[start]

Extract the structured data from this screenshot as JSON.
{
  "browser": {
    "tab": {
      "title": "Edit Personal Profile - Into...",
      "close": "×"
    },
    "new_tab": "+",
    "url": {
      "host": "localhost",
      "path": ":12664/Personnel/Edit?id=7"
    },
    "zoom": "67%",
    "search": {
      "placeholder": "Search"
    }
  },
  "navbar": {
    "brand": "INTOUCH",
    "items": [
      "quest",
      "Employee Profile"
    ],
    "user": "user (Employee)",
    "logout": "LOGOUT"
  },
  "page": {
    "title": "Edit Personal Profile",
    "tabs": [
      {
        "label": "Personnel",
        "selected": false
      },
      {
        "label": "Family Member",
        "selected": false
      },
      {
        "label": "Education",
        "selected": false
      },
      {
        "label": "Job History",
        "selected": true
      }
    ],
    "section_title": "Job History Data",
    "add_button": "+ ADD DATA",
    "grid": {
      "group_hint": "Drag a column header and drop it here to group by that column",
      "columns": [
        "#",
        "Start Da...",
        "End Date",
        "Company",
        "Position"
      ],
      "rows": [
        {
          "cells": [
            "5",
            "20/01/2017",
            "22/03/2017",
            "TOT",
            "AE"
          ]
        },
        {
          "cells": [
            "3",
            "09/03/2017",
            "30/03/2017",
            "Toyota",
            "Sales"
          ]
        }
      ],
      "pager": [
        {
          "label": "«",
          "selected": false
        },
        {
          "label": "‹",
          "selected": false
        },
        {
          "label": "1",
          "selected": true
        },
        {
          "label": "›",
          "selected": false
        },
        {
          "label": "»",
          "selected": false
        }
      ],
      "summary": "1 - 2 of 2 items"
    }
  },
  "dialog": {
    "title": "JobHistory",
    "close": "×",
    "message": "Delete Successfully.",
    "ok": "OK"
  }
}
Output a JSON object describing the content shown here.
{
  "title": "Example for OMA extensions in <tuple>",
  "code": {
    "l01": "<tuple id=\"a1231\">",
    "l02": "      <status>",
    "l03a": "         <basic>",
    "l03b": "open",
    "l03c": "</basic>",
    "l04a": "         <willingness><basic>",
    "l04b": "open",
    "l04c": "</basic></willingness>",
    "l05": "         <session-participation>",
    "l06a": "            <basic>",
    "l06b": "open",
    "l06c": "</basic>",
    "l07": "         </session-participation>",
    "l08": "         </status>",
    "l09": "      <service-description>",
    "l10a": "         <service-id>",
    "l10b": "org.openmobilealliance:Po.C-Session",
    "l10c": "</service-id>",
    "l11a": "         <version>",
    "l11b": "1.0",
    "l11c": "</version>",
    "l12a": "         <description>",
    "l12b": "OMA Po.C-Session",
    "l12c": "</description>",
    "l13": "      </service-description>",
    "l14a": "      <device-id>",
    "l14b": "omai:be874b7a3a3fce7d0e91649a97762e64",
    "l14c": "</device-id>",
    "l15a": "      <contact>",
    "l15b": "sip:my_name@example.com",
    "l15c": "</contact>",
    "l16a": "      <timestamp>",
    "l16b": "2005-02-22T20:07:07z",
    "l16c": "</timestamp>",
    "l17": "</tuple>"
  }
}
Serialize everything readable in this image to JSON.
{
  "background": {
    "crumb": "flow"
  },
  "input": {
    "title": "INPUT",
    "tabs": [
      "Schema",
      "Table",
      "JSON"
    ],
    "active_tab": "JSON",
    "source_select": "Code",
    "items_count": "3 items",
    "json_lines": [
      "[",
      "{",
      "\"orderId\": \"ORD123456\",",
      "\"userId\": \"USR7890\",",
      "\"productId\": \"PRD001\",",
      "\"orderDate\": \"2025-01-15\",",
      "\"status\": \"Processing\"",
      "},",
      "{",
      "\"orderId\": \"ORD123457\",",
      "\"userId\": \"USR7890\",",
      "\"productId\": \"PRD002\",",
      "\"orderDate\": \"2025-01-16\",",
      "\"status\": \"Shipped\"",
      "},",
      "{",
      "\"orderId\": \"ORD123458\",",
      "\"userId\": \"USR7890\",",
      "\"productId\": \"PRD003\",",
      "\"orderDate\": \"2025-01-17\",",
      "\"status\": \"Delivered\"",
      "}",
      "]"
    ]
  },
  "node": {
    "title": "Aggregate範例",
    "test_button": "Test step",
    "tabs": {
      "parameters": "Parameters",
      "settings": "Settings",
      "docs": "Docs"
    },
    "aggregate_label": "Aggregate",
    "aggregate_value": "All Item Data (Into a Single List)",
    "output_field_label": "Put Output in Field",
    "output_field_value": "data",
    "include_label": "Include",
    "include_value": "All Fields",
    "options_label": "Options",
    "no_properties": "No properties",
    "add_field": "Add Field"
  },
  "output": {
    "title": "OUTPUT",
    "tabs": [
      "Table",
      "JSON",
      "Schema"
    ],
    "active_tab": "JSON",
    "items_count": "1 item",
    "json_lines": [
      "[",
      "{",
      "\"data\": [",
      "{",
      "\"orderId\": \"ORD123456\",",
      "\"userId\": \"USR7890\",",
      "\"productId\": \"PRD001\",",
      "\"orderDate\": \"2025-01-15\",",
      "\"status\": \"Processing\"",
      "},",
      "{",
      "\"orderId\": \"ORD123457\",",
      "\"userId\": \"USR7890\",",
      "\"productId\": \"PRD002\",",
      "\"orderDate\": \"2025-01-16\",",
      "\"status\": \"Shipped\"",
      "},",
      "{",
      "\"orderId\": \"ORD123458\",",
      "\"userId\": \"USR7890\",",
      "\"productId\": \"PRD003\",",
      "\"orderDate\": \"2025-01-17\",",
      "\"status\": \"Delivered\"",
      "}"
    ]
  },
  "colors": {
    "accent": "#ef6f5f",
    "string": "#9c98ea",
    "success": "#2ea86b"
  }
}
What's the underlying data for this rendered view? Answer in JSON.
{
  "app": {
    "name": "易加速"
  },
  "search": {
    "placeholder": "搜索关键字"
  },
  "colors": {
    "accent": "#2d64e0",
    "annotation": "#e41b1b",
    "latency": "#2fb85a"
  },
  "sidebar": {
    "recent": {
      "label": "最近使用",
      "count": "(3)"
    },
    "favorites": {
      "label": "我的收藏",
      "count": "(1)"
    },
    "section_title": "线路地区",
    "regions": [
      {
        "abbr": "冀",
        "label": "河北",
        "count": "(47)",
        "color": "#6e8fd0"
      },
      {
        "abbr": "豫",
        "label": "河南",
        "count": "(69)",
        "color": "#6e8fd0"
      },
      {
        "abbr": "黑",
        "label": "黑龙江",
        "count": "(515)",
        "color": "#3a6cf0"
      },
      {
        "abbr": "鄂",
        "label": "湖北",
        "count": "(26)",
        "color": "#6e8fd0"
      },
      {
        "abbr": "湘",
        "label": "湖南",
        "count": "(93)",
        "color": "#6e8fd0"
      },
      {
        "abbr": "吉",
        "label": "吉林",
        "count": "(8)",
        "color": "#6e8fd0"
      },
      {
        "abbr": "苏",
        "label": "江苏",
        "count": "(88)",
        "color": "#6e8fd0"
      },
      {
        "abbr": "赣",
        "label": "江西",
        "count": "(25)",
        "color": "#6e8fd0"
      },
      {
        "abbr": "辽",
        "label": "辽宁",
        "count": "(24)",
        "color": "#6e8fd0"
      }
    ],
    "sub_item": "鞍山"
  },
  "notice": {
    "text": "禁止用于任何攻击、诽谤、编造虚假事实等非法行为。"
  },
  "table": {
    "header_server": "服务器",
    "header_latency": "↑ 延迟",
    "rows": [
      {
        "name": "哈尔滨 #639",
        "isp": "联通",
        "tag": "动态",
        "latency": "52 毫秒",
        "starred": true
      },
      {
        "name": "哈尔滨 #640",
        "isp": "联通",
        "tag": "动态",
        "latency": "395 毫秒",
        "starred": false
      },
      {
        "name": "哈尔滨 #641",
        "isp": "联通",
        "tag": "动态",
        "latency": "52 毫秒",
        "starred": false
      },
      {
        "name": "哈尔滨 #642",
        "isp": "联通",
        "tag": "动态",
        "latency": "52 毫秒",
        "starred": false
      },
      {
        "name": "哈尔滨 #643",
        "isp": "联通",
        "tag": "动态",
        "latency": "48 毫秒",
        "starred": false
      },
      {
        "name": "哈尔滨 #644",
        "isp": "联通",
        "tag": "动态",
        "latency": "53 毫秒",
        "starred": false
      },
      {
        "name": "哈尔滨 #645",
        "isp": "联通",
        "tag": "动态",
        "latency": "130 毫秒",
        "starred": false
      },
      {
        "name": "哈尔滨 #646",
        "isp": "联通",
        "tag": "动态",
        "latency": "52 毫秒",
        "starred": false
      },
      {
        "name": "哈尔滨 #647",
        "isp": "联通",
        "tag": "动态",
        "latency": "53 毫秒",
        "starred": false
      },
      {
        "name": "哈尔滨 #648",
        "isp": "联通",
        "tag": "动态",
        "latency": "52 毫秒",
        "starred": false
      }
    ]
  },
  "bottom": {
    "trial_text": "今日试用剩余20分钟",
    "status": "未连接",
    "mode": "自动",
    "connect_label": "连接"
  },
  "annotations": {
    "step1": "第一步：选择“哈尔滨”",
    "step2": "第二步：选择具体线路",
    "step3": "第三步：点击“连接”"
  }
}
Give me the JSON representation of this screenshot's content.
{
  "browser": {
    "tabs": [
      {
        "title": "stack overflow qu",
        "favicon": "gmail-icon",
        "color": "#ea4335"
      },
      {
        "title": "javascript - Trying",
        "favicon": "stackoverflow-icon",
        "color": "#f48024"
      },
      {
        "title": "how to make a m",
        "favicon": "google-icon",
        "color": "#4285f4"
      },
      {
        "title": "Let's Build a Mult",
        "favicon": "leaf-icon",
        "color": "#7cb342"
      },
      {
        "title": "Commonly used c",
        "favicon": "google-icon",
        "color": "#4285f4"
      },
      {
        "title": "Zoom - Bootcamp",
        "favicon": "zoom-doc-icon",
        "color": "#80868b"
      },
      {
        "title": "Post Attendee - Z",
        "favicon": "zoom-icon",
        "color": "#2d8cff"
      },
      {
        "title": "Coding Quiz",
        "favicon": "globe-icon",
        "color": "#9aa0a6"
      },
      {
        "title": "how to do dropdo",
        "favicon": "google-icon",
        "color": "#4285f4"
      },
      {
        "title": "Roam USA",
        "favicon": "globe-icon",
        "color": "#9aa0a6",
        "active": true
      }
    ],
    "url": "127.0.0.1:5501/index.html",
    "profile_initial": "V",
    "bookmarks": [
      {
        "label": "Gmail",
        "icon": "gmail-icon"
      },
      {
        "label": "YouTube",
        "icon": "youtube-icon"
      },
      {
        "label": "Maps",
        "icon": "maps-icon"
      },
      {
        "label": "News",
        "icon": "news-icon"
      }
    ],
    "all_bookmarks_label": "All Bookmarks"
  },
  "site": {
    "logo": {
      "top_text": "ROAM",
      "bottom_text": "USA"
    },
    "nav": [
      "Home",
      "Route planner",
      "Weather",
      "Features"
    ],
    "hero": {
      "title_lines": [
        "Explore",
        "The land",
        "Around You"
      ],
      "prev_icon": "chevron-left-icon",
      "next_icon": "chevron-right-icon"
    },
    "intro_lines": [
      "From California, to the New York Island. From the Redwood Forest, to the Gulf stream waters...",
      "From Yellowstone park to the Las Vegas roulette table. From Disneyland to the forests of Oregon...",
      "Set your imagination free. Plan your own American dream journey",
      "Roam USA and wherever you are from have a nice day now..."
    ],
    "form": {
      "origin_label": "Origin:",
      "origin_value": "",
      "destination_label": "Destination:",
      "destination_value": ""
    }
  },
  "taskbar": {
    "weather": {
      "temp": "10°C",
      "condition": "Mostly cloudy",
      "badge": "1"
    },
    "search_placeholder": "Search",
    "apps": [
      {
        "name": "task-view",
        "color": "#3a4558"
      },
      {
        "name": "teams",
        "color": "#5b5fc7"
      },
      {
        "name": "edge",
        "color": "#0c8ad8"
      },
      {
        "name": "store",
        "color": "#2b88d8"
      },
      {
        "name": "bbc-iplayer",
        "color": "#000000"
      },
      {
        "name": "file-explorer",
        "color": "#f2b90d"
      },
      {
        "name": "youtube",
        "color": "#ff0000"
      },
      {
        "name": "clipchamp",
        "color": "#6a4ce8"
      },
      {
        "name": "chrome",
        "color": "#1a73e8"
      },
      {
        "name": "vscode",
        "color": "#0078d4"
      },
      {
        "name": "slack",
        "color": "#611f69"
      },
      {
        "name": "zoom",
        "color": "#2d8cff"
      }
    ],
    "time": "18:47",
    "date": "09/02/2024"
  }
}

[end]

From the material, report only how many lines include the word "favicon".

10